Set problem: Return the lines where the word "Olimpiade" occurs.

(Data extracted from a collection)
╔══

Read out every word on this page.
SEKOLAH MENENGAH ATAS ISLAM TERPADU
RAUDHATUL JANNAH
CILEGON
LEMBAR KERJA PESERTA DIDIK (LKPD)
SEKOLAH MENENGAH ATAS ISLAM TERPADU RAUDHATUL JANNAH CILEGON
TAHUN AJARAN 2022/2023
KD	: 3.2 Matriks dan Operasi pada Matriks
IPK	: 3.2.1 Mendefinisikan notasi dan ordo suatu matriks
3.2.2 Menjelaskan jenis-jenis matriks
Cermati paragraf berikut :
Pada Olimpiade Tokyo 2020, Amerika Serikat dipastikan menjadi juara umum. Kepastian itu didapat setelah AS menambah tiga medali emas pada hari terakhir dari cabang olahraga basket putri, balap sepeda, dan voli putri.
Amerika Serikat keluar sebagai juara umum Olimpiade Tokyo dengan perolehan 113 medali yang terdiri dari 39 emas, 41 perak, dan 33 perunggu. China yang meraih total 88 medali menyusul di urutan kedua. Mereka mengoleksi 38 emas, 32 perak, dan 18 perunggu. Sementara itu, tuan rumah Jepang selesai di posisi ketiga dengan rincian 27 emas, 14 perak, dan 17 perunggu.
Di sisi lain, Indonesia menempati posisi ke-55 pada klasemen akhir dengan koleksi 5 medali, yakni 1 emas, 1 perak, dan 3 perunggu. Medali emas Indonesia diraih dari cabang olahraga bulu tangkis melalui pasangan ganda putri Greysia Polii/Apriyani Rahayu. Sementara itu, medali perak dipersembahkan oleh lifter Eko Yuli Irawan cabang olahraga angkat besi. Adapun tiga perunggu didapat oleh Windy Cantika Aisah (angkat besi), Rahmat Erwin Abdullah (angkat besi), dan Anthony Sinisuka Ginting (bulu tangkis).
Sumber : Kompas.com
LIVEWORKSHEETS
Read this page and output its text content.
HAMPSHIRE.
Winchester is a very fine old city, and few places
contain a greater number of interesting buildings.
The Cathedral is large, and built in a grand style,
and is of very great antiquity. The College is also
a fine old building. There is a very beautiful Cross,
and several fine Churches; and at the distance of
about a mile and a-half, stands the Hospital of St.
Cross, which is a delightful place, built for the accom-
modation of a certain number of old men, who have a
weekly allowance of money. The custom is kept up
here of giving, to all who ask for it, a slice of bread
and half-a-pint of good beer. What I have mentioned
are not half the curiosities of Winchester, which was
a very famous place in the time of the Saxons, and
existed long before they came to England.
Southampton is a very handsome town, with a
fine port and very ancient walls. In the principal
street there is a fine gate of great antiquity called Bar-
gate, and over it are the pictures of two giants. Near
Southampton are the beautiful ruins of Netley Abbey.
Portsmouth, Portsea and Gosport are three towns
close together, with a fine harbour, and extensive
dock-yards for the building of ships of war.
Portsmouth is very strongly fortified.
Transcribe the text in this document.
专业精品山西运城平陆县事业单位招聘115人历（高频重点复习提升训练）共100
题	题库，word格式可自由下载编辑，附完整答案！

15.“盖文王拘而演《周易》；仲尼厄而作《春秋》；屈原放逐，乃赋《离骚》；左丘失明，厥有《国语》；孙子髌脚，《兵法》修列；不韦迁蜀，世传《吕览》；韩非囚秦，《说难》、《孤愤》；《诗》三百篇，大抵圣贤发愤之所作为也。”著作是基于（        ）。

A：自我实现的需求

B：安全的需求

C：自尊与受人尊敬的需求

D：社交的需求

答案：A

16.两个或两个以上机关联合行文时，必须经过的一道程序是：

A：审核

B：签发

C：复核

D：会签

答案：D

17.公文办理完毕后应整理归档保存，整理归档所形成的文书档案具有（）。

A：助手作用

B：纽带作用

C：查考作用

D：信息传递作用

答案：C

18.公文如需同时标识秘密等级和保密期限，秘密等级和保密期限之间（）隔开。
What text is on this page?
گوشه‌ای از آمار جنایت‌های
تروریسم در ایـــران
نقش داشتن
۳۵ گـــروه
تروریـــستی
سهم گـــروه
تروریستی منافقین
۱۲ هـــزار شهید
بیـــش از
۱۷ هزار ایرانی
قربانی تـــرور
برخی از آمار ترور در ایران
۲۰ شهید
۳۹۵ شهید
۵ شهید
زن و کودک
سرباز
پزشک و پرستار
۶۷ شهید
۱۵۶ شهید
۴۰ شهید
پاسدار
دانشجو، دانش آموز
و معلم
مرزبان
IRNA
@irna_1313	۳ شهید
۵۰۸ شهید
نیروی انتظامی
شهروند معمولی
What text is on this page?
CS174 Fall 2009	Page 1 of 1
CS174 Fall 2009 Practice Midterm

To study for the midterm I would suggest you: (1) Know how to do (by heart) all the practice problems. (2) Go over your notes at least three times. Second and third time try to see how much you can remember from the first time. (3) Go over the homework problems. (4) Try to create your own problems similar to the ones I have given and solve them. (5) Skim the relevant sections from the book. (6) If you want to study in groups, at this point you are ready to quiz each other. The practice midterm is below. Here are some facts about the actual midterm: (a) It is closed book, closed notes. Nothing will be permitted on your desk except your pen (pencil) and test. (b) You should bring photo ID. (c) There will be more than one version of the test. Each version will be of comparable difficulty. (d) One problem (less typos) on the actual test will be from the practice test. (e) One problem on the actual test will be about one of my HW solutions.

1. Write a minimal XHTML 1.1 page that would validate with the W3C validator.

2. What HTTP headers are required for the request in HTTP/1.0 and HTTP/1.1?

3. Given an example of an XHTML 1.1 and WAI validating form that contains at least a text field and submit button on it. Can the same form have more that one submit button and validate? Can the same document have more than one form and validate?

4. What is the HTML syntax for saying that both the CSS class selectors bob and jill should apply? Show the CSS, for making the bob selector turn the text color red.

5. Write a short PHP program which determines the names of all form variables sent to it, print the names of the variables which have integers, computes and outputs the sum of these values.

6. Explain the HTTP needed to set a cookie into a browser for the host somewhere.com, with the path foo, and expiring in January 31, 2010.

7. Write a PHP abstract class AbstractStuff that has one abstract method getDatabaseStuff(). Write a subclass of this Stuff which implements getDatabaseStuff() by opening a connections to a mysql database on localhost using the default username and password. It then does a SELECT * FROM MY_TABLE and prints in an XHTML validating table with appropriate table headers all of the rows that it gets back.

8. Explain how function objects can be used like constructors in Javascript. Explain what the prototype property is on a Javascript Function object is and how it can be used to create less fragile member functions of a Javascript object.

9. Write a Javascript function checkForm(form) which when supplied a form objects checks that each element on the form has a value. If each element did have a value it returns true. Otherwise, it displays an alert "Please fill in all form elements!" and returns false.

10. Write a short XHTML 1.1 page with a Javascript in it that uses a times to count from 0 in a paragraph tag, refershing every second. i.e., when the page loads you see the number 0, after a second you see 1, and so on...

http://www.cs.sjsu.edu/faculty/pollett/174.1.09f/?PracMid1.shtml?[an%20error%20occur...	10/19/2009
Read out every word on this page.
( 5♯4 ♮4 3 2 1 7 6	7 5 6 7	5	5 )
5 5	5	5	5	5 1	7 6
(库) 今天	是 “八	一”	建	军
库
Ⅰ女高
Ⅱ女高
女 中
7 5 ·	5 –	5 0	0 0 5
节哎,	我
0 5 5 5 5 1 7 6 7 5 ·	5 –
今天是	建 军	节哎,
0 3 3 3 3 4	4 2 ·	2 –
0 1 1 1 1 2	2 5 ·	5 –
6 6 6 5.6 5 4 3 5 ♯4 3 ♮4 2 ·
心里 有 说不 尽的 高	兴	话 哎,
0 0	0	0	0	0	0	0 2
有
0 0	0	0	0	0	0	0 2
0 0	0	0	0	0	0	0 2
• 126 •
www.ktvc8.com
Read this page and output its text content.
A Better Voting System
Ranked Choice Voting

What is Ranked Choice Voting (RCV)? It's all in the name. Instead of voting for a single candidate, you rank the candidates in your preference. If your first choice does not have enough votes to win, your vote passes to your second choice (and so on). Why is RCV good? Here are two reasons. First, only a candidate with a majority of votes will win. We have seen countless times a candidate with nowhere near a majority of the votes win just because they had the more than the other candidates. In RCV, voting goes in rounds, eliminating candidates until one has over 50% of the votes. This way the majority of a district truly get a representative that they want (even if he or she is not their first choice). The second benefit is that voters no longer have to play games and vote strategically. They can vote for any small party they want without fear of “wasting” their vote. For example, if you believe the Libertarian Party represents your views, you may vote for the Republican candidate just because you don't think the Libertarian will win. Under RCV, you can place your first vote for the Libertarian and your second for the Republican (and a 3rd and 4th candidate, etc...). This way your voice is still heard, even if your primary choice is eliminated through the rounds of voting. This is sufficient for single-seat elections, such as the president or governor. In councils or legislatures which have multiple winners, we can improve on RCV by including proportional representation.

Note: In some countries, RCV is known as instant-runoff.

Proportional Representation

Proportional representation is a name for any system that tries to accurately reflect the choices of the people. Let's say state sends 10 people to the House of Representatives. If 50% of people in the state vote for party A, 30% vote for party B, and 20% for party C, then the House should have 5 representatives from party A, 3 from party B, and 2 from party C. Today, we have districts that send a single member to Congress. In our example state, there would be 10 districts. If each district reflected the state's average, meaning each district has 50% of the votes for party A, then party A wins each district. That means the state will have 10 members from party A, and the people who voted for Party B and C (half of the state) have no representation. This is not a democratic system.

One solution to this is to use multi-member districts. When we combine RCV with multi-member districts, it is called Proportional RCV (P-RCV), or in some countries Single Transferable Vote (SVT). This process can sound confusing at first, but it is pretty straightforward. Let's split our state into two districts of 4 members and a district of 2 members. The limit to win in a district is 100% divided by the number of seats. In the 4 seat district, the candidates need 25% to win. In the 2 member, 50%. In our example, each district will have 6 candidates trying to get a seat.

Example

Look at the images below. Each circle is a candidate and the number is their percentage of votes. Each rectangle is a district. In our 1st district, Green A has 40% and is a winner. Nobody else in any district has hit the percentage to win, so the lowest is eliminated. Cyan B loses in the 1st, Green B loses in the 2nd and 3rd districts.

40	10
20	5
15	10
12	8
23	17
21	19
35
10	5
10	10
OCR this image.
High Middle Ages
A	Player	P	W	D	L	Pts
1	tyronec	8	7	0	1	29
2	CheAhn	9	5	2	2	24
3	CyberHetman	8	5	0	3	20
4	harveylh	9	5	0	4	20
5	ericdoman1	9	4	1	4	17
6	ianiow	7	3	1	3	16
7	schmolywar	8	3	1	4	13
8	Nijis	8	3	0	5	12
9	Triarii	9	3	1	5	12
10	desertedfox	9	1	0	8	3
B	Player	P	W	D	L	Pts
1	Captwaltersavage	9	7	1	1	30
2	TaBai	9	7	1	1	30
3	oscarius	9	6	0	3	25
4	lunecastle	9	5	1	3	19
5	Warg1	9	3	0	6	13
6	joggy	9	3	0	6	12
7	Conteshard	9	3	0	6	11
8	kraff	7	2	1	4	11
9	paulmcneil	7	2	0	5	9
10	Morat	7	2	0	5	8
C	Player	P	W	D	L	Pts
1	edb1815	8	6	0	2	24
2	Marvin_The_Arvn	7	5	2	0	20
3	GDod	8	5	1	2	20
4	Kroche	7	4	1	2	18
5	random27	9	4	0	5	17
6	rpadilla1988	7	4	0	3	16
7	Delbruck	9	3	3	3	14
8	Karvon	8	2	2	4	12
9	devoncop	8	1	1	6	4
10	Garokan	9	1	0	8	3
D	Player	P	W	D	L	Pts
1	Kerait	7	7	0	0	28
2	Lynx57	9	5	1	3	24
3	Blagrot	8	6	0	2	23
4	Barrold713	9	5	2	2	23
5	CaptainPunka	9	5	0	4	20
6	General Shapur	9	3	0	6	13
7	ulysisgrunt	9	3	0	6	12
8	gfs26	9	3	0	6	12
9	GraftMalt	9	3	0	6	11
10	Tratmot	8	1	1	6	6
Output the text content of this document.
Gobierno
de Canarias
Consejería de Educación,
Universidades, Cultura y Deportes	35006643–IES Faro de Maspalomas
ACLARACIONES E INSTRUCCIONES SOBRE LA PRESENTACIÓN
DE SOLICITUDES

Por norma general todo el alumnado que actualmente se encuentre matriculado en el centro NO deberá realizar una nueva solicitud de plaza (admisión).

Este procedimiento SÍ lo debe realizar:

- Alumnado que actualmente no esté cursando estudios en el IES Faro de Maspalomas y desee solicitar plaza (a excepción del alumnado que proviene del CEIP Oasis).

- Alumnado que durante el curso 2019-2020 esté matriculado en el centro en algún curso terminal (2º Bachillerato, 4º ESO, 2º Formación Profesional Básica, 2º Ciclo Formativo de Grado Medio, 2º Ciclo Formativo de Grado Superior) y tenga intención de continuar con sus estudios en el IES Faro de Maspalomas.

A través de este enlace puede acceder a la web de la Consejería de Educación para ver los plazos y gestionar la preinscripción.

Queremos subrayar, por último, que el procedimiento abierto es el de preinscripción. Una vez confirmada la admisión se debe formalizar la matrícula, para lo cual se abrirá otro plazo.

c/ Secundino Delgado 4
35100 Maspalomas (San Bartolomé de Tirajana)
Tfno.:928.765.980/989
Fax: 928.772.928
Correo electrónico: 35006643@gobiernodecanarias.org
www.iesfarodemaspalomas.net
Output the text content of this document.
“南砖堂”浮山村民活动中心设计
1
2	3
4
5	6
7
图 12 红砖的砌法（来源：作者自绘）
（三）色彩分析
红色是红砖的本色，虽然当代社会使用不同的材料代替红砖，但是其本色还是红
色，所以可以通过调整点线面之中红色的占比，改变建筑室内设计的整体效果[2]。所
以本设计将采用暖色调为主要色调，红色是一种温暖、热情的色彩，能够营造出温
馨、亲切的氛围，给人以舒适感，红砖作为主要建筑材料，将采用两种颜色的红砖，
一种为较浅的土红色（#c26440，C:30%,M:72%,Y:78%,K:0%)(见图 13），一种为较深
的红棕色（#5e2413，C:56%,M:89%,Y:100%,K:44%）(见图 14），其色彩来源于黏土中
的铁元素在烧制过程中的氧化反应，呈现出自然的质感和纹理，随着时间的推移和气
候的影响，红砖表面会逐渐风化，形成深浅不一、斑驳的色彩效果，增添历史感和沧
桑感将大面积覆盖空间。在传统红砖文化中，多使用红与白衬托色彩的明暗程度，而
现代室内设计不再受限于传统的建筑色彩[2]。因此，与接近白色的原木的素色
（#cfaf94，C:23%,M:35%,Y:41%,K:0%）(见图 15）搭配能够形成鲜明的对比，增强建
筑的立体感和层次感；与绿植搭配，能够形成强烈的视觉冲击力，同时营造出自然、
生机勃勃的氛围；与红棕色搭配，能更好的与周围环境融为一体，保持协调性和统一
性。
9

╚══

Reply:
Pada Olimpiade Tokyo 2020, Amerika Serikat dipastikan menjadi juara umum. Kepastian itu didapat setelah AS menambah tiga medali emas pada hari terakhir dari cabang olahraga basket putri, balap sepeda, dan voli putri.
Amerika Serikat keluar sebagai juara umum Olimpiade Tokyo dengan perolehan 113 medali yang terdiri dari 39 emas, 41 perak, dan 33 perunggu. China yang meraih total 88 medali menyusul di urutan kedua. Mereka mengoleksi 38 emas, 32 perak, dan 18 perunggu. Sementara itu, tuan rumah Jepang selesai di posisi ketiga dengan rincian 27 emas, 14 perak, dan 17 perunggu.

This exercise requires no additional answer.